*What the task requires*: Your task is to repeat the entries word for word while leaving out the pictures.

*Extracted information*:
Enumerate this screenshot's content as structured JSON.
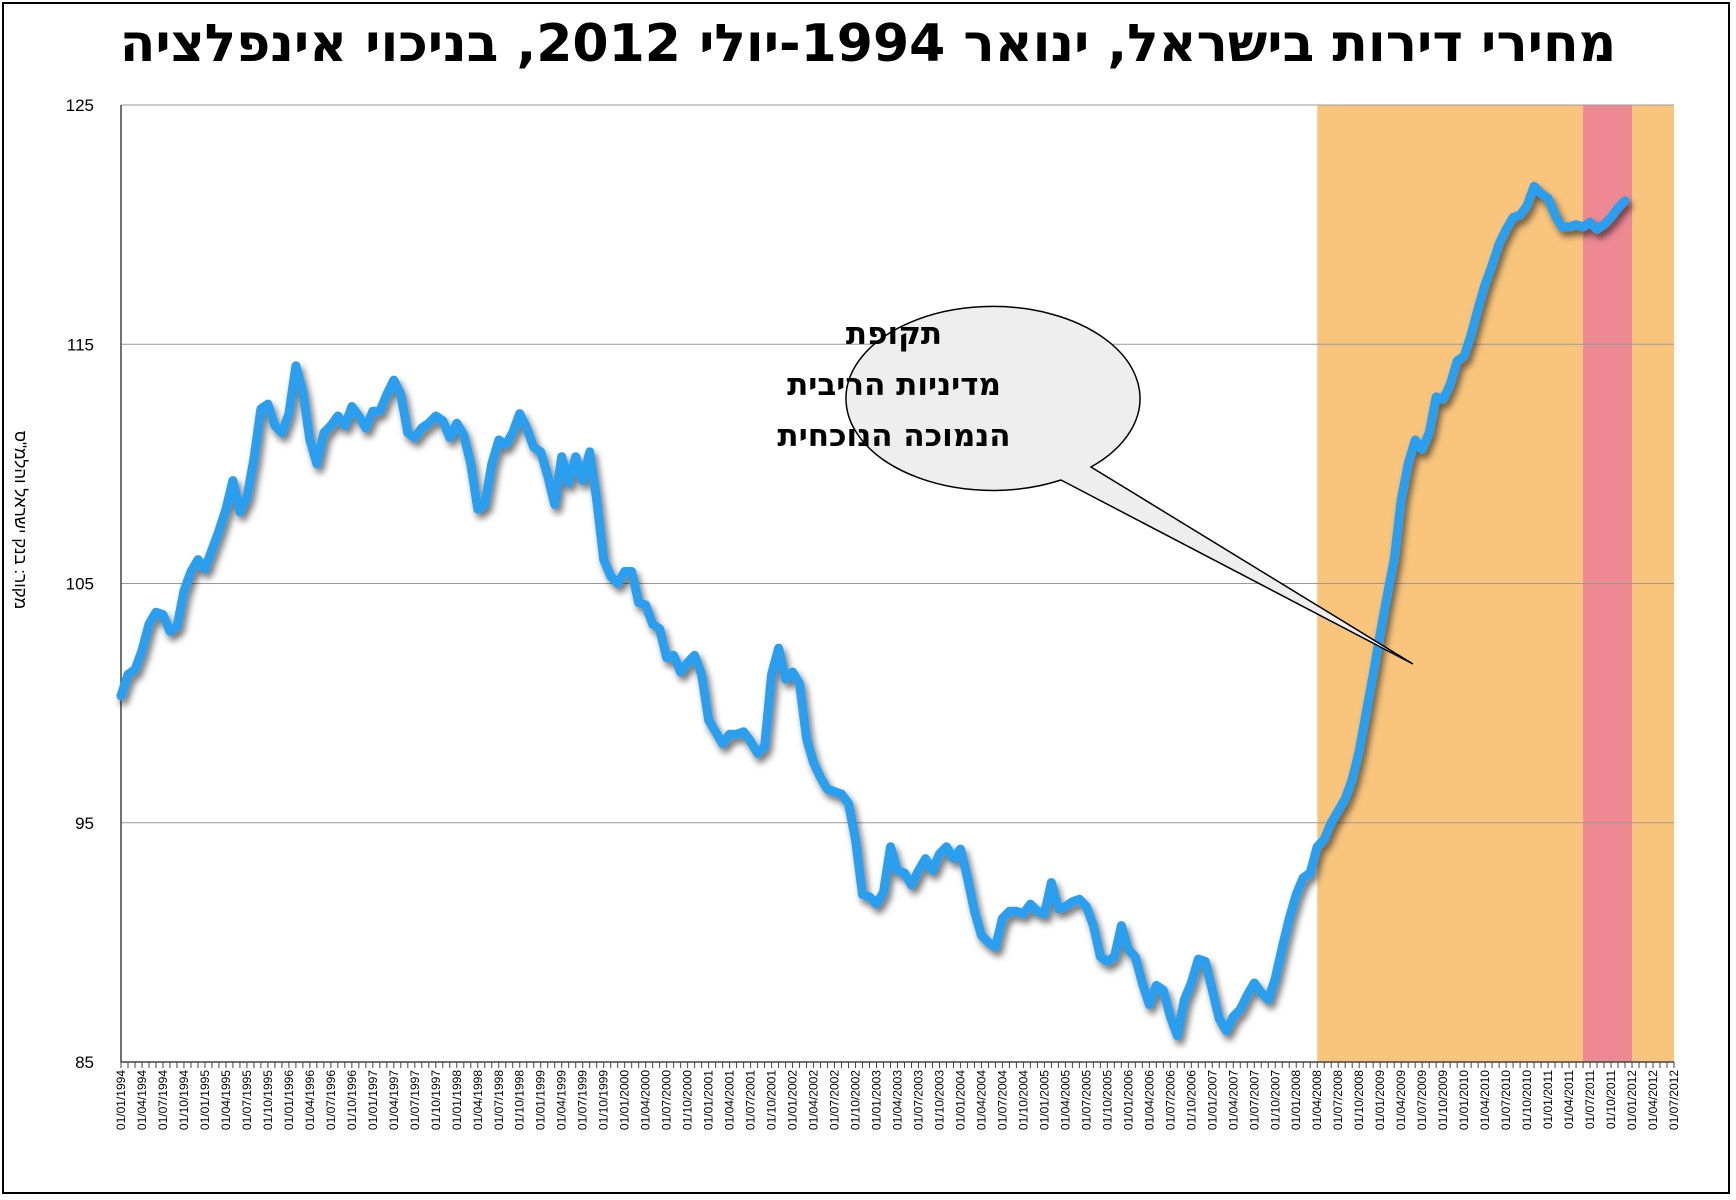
{
  "chart_data": {
    "type": "line",
    "title": "מחירי דירות בישראל, ינואר 1994-יולי 2012, בניכוי אינפלציה",
    "ylabel": "מקור: בנק ישראל והלמ\"ס",
    "ylim": [
      85,
      125
    ],
    "yticks": [
      85,
      95,
      105,
      115,
      125
    ],
    "grid": true,
    "x_start": "1994-01",
    "x_end": "2012-07",
    "x_step_months": 1,
    "xtick_labels": [
      "01/01/1994",
      "01/04/1994",
      "01/07/1994",
      "01/10/1994",
      "01/01/1995",
      "01/04/1995",
      "01/07/1995",
      "01/10/1995",
      "01/01/1996",
      "01/04/1996",
      "01/07/1996",
      "01/10/1996",
      "01/01/1997",
      "01/04/1997",
      "01/07/1997",
      "01/10/1997",
      "01/01/1998",
      "01/04/1998",
      "01/07/1998",
      "01/10/1998",
      "01/01/1999",
      "01/04/1999",
      "01/07/1999",
      "01/10/1999",
      "01/01/2000",
      "01/04/2000",
      "01/07/2000",
      "01/10/2000",
      "01/01/2001",
      "01/04/2001",
      "01/07/2001",
      "01/10/2001",
      "01/01/2002",
      "01/04/2002",
      "01/07/2002",
      "01/10/2002",
      "01/01/2003",
      "01/04/2003",
      "01/07/2003",
      "01/10/2003",
      "01/01/2004",
      "01/04/2004",
      "01/07/2004",
      "01/10/2004",
      "01/01/2005",
      "01/04/2005",
      "01/07/2005",
      "01/10/2005",
      "01/01/2006",
      "01/04/2006",
      "01/07/2006",
      "01/10/2006",
      "01/01/2007",
      "01/04/2007",
      "01/07/2007",
      "01/10/2007",
      "01/01/2008",
      "01/04/2008",
      "01/07/2008",
      "01/10/2008",
      "01/01/2009",
      "01/04/2009",
      "01/07/2009",
      "01/10/2009",
      "01/01/2010",
      "01/04/2010",
      "01/07/2010",
      "01/10/2010",
      "01/01/2011",
      "01/04/2011",
      "01/07/2011",
      "01/10/2011",
      "01/01/2012",
      "01/04/2012",
      "01/07/2012"
    ],
    "series": [
      {
        "color": "#2b9ff0",
        "values": [
          100.3,
          101.2,
          101.4,
          102.2,
          103.3,
          103.8,
          103.7,
          103.0,
          103.2,
          104.7,
          105.5,
          106.0,
          105.6,
          106.4,
          107.2,
          108.1,
          109.3,
          108.0,
          108.6,
          110.2,
          112.3,
          112.5,
          111.6,
          111.3,
          112.1,
          114.1,
          113.0,
          111.0,
          110.0,
          111.3,
          111.6,
          112.0,
          111.6,
          112.4,
          112.0,
          111.5,
          112.2,
          112.2,
          112.9,
          113.5,
          112.9,
          111.3,
          111.1,
          111.5,
          111.7,
          112.0,
          111.8,
          111.1,
          111.7,
          111.2,
          110.0,
          108.1,
          108.3,
          110.0,
          111.0,
          110.8,
          111.3,
          112.1,
          111.5,
          110.7,
          110.5,
          109.5,
          108.3,
          110.3,
          109.2,
          110.3,
          109.3,
          110.5,
          108.5,
          106.0,
          105.3,
          105.0,
          105.5,
          105.5,
          104.2,
          104.1,
          103.3,
          103.1,
          101.9,
          102.0,
          101.3,
          101.7,
          102.0,
          101.2,
          99.3,
          98.8,
          98.3,
          98.7,
          98.7,
          98.8,
          98.4,
          97.9,
          98.2,
          101.2,
          102.3,
          101.0,
          101.3,
          100.8,
          98.5,
          97.5,
          96.9,
          96.4,
          96.3,
          96.2,
          95.8,
          94.3,
          92.0,
          91.9,
          91.6,
          92.1,
          94.0,
          93.0,
          92.9,
          92.4,
          93.0,
          93.5,
          93.0,
          93.7,
          94.0,
          93.5,
          93.9,
          92.7,
          91.3,
          90.3,
          90.0,
          89.8,
          91.0,
          91.3,
          91.3,
          91.2,
          91.6,
          91.3,
          91.2,
          92.5,
          91.4,
          91.5,
          91.7,
          91.8,
          91.5,
          90.7,
          89.4,
          89.2,
          89.4,
          90.7,
          89.7,
          89.4,
          88.3,
          87.4,
          88.2,
          88.0,
          86.9,
          86.1,
          87.6,
          88.3,
          89.3,
          89.2,
          88.0,
          86.8,
          86.3,
          86.9,
          87.2,
          87.8,
          88.3,
          87.9,
          87.6,
          88.5,
          89.8,
          91.0,
          92.0,
          92.7,
          92.9,
          94.0,
          94.3,
          95.0,
          95.5,
          96.0,
          96.8,
          98.0,
          99.6,
          101.2,
          102.9,
          104.5,
          106.0,
          108.5,
          110.0,
          111.0,
          110.6,
          111.3,
          112.8,
          112.7,
          113.3,
          114.3,
          114.5,
          115.4,
          116.5,
          117.5,
          118.3,
          119.2,
          119.8,
          120.3,
          120.4,
          120.8,
          121.6,
          121.3,
          121.1,
          120.4,
          119.9,
          119.9,
          120.0,
          119.9,
          120.1,
          119.8,
          120.0,
          120.3,
          120.7,
          121.0
        ]
      }
    ],
    "shaded_regions": [
      {
        "start": "2008-04",
        "end": "2012-07",
        "color": "#f9c57c"
      },
      {
        "start": "2011-06",
        "end": "2012-01",
        "color": "#ee8994"
      }
    ],
    "annotation": {
      "lines": [
        "תקופת",
        "מדיניות הריבית",
        "הנמוכה הנוכחית"
      ],
      "points_to": "2009-06",
      "fill": "#eeeeee"
    }
  }
}
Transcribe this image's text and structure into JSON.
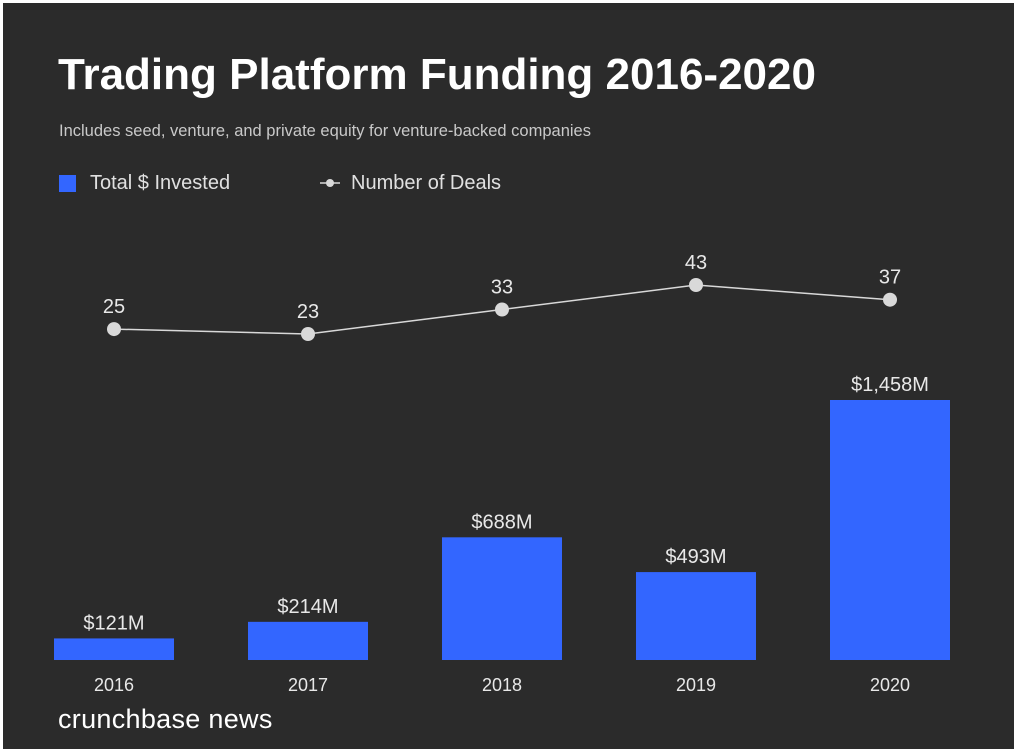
{
  "title": "Trading Platform Funding 2016-2020",
  "subtitle": "Includes seed, venture, and private equity for venture-backed companies",
  "legend": {
    "bar_label": "Total $ Invested",
    "line_label": "Number of Deals"
  },
  "brand": "crunchbase news",
  "colors": {
    "background": "#2b2b2b",
    "bar": "#3366ff",
    "line": "#d9d9d9",
    "text": "#e8e8e8"
  },
  "chart_data": {
    "type": "bar",
    "categories": [
      "2016",
      "2017",
      "2018",
      "2019",
      "2020"
    ],
    "series": [
      {
        "name": "Total $ Invested",
        "type": "bar",
        "unit": "$M",
        "values": [
          121,
          214,
          688,
          493,
          1458
        ],
        "labels": [
          "$121M",
          "$214M",
          "$688M",
          "$493M",
          "$1,458M"
        ]
      },
      {
        "name": "Number of Deals",
        "type": "line",
        "values": [
          25,
          23,
          33,
          43,
          37
        ],
        "labels": [
          "25",
          "23",
          "33",
          "43",
          "37"
        ]
      }
    ],
    "legend_position": "top-left",
    "grid": false,
    "axes_visible": false
  }
}
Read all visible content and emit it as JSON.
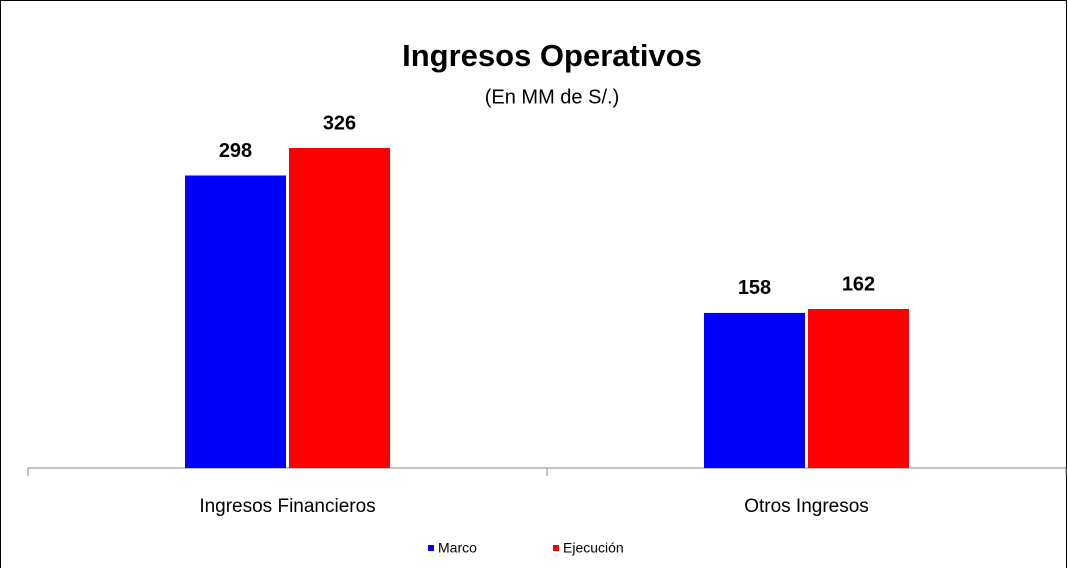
{
  "chart_data": {
    "type": "bar",
    "title": "Ingresos Operativos",
    "subtitle": "(En MM de S/.)",
    "categories": [
      "Ingresos Financieros",
      "Otros Ingresos"
    ],
    "series": [
      {
        "name": "Marco",
        "color": "#0000ff",
        "values": [
          298,
          158
        ]
      },
      {
        "name": "Ejecución",
        "color": "#ff0000",
        "values": [
          326,
          162
        ]
      }
    ],
    "legend": "bottom"
  }
}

*Task solution*:
Enumerate this screenshot's content as structured JSON.
{
  "chart_data": {
    "type": "line",
    "title": "מחירי דירות בישראל, ינואר 1994-יולי 2012, בניכוי אינפלציה",
    "ylabel": "מקור: בנק ישראל והלמ\"ס",
    "ylim": [
      85,
      125
    ],
    "yticks": [
      85,
      95,
      105,
      115,
      125
    ],
    "grid": true,
    "x_start": "1994-01",
    "x_end": "2012-07",
    "x_step_months": 1,
    "xtick_labels": [
      "01/01/1994",
      "01/04/1994",
      "01/07/1994",
      "01/10/1994",
      "01/01/1995",
      "01/04/1995",
      "01/07/1995",
      "01/10/1995",
      "01/01/1996",
      "01/04/1996",
      "01/07/1996",
      "01/10/1996",
      "01/01/1997",
      "01/04/1997",
      "01/07/1997",
      "01/10/1997",
      "01/01/1998",
      "01/04/1998",
      "01/07/1998",
      "01/10/1998",
      "01/01/1999",
      "01/04/1999",
      "01/07/1999",
      "01/10/1999",
      "01/01/2000",
      "01/04/2000",
      "01/07/2000",
      "01/10/2000",
      "01/01/2001",
      "01/04/2001",
      "01/07/2001",
      "01/10/2001",
      "01/01/2002",
      "01/04/2002",
      "01/07/2002",
      "01/10/2002",
      "01/01/2003",
      "01/04/2003",
      "01/07/2003",
      "01/10/2003",
      "01/01/2004",
      "01/04/2004",
      "01/07/2004",
      "01/10/2004",
      "01/01/2005",
      "01/04/2005",
      "01/07/2005",
      "01/10/2005",
      "01/01/2006",
      "01/04/2006",
      "01/07/2006",
      "01/10/2006",
      "01/01/2007",
      "01/04/2007",
      "01/07/2007",
      "01/10/2007",
      "01/01/2008",
      "01/04/2008",
      "01/07/2008",
      "01/10/2008",
      "01/01/2009",
      "01/04/2009",
      "01/07/2009",
      "01/10/2009",
      "01/01/2010",
      "01/04/2010",
      "01/07/2010",
      "01/10/2010",
      "01/01/2011",
      "01/04/2011",
      "01/07/2011",
      "01/10/2011",
      "01/01/2012",
      "01/04/2012",
      "01/07/2012"
    ],
    "series": [
      {
        "color": "#2b9ff0",
        "values": [
          100.3,
          101.2,
          101.4,
          102.2,
          103.3,
          103.8,
          103.7,
          103.0,
          103.2,
          104.7,
          105.5,
          106.0,
          105.6,
          106.4,
          107.2,
          108.1,
          109.3,
          108.0,
          108.6,
          110.2,
          112.3,
          112.5,
          111.6,
          111.3,
          112.1,
          114.1,
          113.0,
          111.0,
          110.0,
          111.3,
          111.6,
          112.0,
          111.6,
          112.4,
          112.0,
          111.5,
          112.2,
          112.2,
          112.9,
          113.5,
          112.9,
          111.3,
          111.1,
          111.5,
          111.7,
          112.0,
          111.8,
          111.1,
          111.7,
          111.2,
          110.0,
          108.1,
          108.3,
          110.0,
          111.0,
          110.8,
          111.3,
          112.1,
          111.5,
          110.7,
          110.5,
          109.5,
          108.3,
          110.3,
          109.2,
          110.3,
          109.3,
          110.5,
          108.5,
          106.0,
          105.3,
          105.0,
          105.5,
          105.5,
          104.2,
          104.1,
          103.3,
          103.1,
          101.9,
          102.0,
          101.3,
          101.7,
          102.0,
          101.2,
          99.3,
          98.8,
          98.3,
          98.7,
          98.7,
          98.8,
          98.4,
          97.9,
          98.2,
          101.2,
          102.3,
          101.0,
          101.3,
          100.8,
          98.5,
          97.5,
          96.9,
          96.4,
          96.3,
          96.2,
          95.8,
          94.3,
          92.0,
          91.9,
          91.6,
          92.1,
          94.0,
          93.0,
          92.9,
          92.4,
          93.0,
          93.5,
          93.0,
          93.7,
          94.0,
          93.5,
          93.9,
          92.7,
          91.3,
          90.3,
          90.0,
          89.8,
          91.0,
          91.3,
          91.3,
          91.2,
          91.6,
          91.3,
          91.2,
          92.5,
          91.4,
          91.5,
          91.7,
          91.8,
          91.5,
          90.7,
          89.4,
          89.2,
          89.4,
          90.7,
          89.7,
          89.4,
          88.3,
          87.4,
          88.2,
          88.0,
          86.9,
          86.1,
          87.6,
          88.3,
          89.3,
          89.2,
          88.0,
          86.8,
          86.3,
          86.9,
          87.2,
          87.8,
          88.3,
          87.9,
          87.6,
          88.5,
          89.8,
          91.0,
          92.0,
          92.7,
          92.9,
          94.0,
          94.3,
          95.0,
          95.5,
          96.0,
          96.8,
          98.0,
          99.6,
          101.2,
          102.9,
          104.5,
          106.0,
          108.5,
          110.0,
          111.0,
          110.6,
          111.3,
          112.8,
          112.7,
          113.3,
          114.3,
          114.5,
          115.4,
          116.5,
          117.5,
          118.3,
          119.2,
          119.8,
          120.3,
          120.4,
          120.8,
          121.6,
          121.3,
          121.1,
          120.4,
          119.9,
          119.9,
          120.0,
          119.9,
          120.1,
          119.8,
          120.0,
          120.3,
          120.7,
          121.0
        ]
      }
    ],
    "shaded_regions": [
      {
        "start": "2008-04",
        "end": "2012-07",
        "color": "#f9c57c"
      },
      {
        "start": "2011-06",
        "end": "2012-01",
        "color": "#ee8994"
      }
    ],
    "annotation": {
      "lines": [
        "תקופת",
        "מדיניות הריבית",
        "הנמוכה הנוכחית"
      ],
      "points_to": "2009-06",
      "fill": "#eeeeee"
    }
  }
}
Transcribe this image's text and structure into JSON.
{
  "title": "Trading Platform Funding 2016-2020",
  "subtitle": "Includes seed, venture, and private equity for venture-backed companies",
  "legend": {
    "bar_label": "Total $ Invested",
    "line_label": "Number of Deals"
  },
  "brand": "crunchbase news",
  "colors": {
    "background": "#2b2b2b",
    "bar": "#3366ff",
    "line": "#d9d9d9",
    "text": "#e8e8e8"
  },
  "chart_data": {
    "type": "bar",
    "categories": [
      "2016",
      "2017",
      "2018",
      "2019",
      "2020"
    ],
    "series": [
      {
        "name": "Total $ Invested",
        "type": "bar",
        "unit": "$M",
        "values": [
          121,
          214,
          688,
          493,
          1458
        ],
        "labels": [
          "$121M",
          "$214M",
          "$688M",
          "$493M",
          "$1,458M"
        ]
      },
      {
        "name": "Number of Deals",
        "type": "line",
        "values": [
          25,
          23,
          33,
          43,
          37
        ],
        "labels": [
          "25",
          "23",
          "33",
          "43",
          "37"
        ]
      }
    ],
    "legend_position": "top-left",
    "grid": false,
    "axes_visible": false
  }
}
Read all visible content and emit it as JSON.
{
  "chart_data": {
    "type": "bar",
    "title": "Ingresos Operativos",
    "subtitle": "(En MM de S/.)",
    "categories": [
      "Ingresos Financieros",
      "Otros Ingresos"
    ],
    "series": [
      {
        "name": "Marco",
        "color": "#0000ff",
        "values": [
          298,
          158
        ]
      },
      {
        "name": "Ejecución",
        "color": "#ff0000",
        "values": [
          326,
          162
        ]
      }
    ],
    "legend": "bottom"
  }
}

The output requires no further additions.